> **Aim**
Find each line with "title" and copy it.

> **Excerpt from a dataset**
--- START ---

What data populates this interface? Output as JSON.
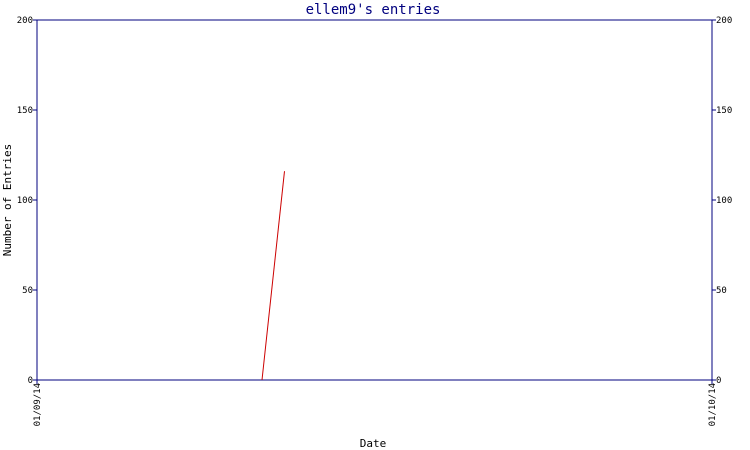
{
  "chart_data": {
    "type": "line",
    "title": "ellem9's entries",
    "xlabel": "Date",
    "ylabel": "Number of Entries",
    "x_tick_labels": [
      "01/09/14",
      "01/10/14"
    ],
    "y_ticks": [
      0,
      50,
      100,
      150,
      200
    ],
    "ylim": [
      0,
      200
    ],
    "x_range": [
      "2014-01-09",
      "2014-01-10"
    ],
    "grid": false,
    "series": [
      {
        "x": [
          "2014-01-09 08:00",
          "2014-01-09 08:48"
        ],
        "y": [
          0,
          116
        ]
      }
    ]
  },
  "colors": {
    "axis": "#00007f",
    "title": "#00007f",
    "series": "#cc0000"
  }
}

--- END ---

> **Output for this exercise**
    "title": "ellem9's entries",
    "title": "#00007f",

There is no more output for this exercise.